What is being asked: Copy the data precisely, character for character, and leave out every picture.

Source data:
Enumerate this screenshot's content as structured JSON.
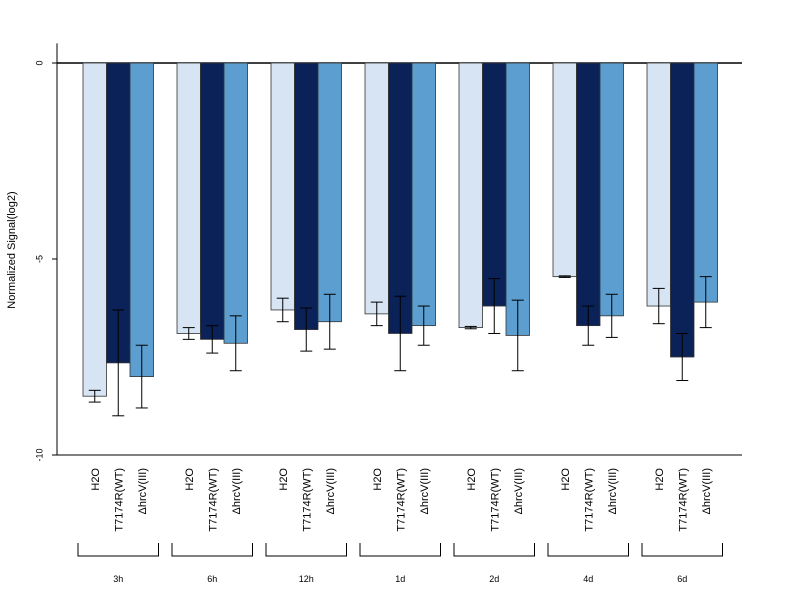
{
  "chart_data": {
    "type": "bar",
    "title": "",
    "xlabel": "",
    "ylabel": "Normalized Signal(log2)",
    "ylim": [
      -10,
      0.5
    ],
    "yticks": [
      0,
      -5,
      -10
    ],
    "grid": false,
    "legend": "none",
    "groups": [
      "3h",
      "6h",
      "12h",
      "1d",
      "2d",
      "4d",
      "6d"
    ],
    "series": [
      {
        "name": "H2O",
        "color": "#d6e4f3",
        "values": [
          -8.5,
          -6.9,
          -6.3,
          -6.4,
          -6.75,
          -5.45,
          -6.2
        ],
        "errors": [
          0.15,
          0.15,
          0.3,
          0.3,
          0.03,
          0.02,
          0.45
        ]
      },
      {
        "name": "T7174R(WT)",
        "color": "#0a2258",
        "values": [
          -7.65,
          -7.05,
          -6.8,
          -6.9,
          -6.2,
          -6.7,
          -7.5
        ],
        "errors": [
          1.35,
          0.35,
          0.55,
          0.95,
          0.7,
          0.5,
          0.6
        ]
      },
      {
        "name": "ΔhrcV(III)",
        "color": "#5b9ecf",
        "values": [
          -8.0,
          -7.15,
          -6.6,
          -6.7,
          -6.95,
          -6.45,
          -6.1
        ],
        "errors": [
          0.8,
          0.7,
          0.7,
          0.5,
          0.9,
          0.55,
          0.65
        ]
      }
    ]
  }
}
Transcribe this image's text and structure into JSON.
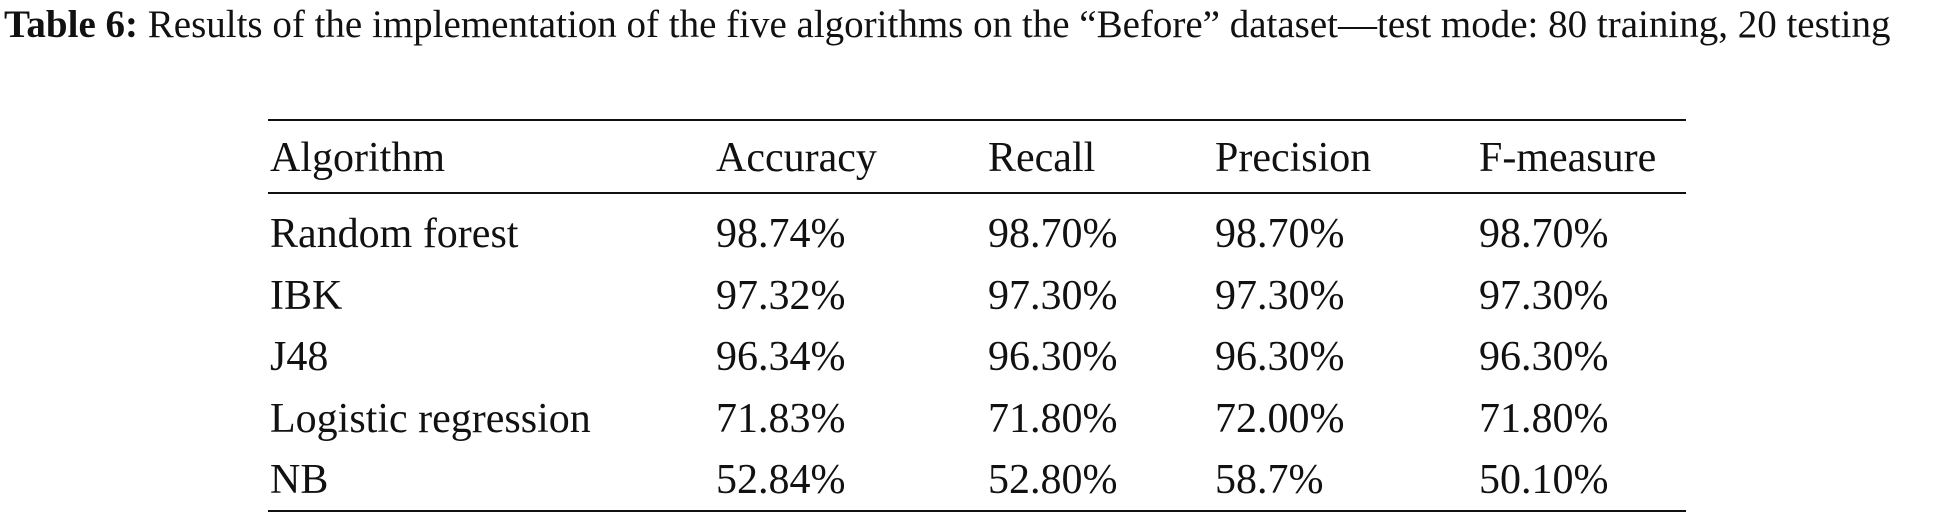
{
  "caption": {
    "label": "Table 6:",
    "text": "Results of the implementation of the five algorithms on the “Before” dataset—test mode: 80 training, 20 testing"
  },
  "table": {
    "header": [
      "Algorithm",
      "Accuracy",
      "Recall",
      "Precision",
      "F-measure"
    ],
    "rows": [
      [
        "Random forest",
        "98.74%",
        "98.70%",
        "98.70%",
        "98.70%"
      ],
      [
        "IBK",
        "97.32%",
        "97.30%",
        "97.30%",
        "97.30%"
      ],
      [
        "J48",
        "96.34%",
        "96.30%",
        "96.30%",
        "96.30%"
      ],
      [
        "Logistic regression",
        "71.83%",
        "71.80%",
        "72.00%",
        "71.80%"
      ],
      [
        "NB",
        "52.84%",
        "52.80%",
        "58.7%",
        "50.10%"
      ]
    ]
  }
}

Answer to the task:
Enumerate this screenshot's content as structured JSON.
{
  "chart_data": {
    "type": "bar",
    "title": "",
    "xlabel": "",
    "ylabel": "Normalized Signal(log2)",
    "ylim": [
      -10,
      0.5
    ],
    "yticks": [
      0,
      -5,
      -10
    ],
    "grid": false,
    "legend": "none",
    "groups": [
      "3h",
      "6h",
      "12h",
      "1d",
      "2d",
      "4d",
      "6d"
    ],
    "series": [
      {
        "name": "H2O",
        "color": "#d6e4f3",
        "values": [
          -8.5,
          -6.9,
          -6.3,
          -6.4,
          -6.75,
          -5.45,
          -6.2
        ],
        "errors": [
          0.15,
          0.15,
          0.3,
          0.3,
          0.03,
          0.02,
          0.45
        ]
      },
      {
        "name": "T7174R(WT)",
        "color": "#0a2258",
        "values": [
          -7.65,
          -7.05,
          -6.8,
          -6.9,
          -6.2,
          -6.7,
          -7.5
        ],
        "errors": [
          1.35,
          0.35,
          0.55,
          0.95,
          0.7,
          0.5,
          0.6
        ]
      },
      {
        "name": "ΔhrcV(III)",
        "color": "#5b9ecf",
        "values": [
          -8.0,
          -7.15,
          -6.6,
          -6.7,
          -6.95,
          -6.45,
          -6.1
        ],
        "errors": [
          0.8,
          0.7,
          0.7,
          0.5,
          0.9,
          0.55,
          0.65
        ]
      }
    ]
  }
}
Transcribe this image's text and structure into JSON.
{
  "caption": {
    "label": "Table 6:",
    "text": "Results of the implementation of the five algorithms on the “Before” dataset—test mode: 80 training, 20 testing"
  },
  "table": {
    "header": [
      "Algorithm",
      "Accuracy",
      "Recall",
      "Precision",
      "F-measure"
    ],
    "rows": [
      [
        "Random forest",
        "98.74%",
        "98.70%",
        "98.70%",
        "98.70%"
      ],
      [
        "IBK",
        "97.32%",
        "97.30%",
        "97.30%",
        "97.30%"
      ],
      [
        "J48",
        "96.34%",
        "96.30%",
        "96.30%",
        "96.30%"
      ],
      [
        "Logistic regression",
        "71.83%",
        "71.80%",
        "72.00%",
        "71.80%"
      ],
      [
        "NB",
        "52.84%",
        "52.80%",
        "58.7%",
        "50.10%"
      ]
    ]
  }
}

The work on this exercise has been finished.